[Begin Material provided]
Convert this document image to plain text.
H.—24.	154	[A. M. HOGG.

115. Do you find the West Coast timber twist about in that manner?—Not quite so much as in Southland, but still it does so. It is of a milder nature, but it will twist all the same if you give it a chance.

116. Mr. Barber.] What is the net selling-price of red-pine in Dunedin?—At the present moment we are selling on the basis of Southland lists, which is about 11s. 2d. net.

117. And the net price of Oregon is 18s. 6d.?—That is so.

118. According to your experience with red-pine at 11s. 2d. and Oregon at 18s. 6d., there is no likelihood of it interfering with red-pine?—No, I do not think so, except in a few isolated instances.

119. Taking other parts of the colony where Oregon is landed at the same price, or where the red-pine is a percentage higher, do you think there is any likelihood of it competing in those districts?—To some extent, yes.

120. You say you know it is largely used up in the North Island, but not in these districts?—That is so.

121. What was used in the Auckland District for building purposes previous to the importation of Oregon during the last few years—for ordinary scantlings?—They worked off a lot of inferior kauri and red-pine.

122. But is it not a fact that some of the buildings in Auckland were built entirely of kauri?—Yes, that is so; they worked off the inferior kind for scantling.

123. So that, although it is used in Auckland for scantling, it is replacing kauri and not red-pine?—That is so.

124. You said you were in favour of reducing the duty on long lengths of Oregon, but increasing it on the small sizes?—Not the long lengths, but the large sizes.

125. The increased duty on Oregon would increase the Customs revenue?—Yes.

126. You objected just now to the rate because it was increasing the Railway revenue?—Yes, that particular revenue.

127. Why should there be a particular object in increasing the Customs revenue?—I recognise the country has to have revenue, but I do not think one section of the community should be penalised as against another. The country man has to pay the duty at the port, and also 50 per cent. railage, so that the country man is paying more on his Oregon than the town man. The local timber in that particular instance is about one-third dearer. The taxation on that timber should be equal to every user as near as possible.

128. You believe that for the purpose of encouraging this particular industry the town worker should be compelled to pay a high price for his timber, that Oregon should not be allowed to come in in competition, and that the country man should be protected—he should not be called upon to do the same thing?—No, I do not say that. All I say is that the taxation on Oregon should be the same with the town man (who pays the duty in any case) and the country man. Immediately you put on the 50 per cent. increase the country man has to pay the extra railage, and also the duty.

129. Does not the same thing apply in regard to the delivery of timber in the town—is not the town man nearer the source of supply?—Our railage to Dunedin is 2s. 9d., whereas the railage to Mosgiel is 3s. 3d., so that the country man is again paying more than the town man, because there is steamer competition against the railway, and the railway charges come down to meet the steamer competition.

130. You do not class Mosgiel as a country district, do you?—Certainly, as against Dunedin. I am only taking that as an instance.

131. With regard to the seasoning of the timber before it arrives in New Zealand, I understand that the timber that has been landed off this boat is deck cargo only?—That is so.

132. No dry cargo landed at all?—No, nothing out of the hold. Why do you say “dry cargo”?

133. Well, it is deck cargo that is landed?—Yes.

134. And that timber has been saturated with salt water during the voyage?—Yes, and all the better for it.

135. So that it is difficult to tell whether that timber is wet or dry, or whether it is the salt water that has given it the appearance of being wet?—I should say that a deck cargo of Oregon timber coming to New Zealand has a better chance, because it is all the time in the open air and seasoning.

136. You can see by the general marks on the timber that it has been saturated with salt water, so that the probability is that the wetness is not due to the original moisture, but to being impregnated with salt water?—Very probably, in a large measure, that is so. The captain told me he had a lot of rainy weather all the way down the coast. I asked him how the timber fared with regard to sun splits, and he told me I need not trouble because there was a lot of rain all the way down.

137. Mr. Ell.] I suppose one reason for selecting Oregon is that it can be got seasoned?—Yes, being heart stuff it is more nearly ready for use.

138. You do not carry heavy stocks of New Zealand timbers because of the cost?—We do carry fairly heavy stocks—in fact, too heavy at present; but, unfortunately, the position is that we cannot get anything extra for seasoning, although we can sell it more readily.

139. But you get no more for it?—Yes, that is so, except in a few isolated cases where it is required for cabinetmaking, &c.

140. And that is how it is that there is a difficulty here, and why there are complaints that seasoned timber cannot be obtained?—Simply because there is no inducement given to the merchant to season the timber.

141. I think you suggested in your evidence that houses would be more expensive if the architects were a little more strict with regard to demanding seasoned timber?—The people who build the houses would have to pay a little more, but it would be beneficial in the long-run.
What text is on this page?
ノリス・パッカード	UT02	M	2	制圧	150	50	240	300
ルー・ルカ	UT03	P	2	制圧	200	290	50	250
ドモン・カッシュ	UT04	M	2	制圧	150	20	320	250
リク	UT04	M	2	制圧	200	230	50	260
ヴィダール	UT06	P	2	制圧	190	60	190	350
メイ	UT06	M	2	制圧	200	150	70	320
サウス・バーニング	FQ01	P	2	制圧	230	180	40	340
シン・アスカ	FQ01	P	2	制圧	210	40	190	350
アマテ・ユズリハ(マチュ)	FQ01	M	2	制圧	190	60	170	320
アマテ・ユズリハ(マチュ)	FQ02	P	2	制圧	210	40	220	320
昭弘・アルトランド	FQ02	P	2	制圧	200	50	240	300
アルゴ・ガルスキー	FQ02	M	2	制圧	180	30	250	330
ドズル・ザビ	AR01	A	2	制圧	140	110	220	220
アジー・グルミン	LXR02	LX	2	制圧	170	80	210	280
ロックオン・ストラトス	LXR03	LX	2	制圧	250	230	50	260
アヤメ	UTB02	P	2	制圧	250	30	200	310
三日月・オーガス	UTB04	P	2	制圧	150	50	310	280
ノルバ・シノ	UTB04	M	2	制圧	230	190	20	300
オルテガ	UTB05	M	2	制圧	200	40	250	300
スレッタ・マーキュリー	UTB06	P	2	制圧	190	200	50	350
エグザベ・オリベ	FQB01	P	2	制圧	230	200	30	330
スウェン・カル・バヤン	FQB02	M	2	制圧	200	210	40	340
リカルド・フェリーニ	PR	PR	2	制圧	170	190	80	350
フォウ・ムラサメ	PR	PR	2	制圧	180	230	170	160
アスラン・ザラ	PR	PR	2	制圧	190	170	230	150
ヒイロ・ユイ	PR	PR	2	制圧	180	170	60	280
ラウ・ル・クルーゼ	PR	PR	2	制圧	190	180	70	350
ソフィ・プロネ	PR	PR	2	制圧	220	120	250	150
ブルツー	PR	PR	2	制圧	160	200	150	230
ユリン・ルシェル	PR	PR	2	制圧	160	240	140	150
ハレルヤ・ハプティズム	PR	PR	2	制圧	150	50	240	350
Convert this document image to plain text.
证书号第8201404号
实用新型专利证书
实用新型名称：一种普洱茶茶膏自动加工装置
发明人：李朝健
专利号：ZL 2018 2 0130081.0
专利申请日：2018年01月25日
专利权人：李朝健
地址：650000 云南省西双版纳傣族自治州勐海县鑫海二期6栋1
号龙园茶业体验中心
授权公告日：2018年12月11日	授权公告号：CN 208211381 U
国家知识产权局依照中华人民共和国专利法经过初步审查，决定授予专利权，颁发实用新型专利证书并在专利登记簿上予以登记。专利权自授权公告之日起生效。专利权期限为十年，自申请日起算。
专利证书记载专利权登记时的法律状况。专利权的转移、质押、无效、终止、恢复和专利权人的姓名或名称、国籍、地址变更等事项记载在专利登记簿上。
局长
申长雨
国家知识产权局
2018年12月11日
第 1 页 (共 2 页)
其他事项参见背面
[End Material provided]
• [Task]: Reproduce each line of the material containing the word "were".

• [Correct response]:
122. But is it not a fact that some of the buildings in Auckland were built entirely of kauri?—Yes, that is so; they worked off the inferior kind for scantling.
124. You said you were in favour of reducing the duty on long lengths of Oregon, but increasing it on the small sizes?—Not the long lengths, but the large sizes.
141. I think you suggested in your evidence that houses would be more expensive if the architects were a little more strict with regard to demanding seasoned timber?—The people who build the houses would have to pay a little more, but it would be beneficial in the long-run.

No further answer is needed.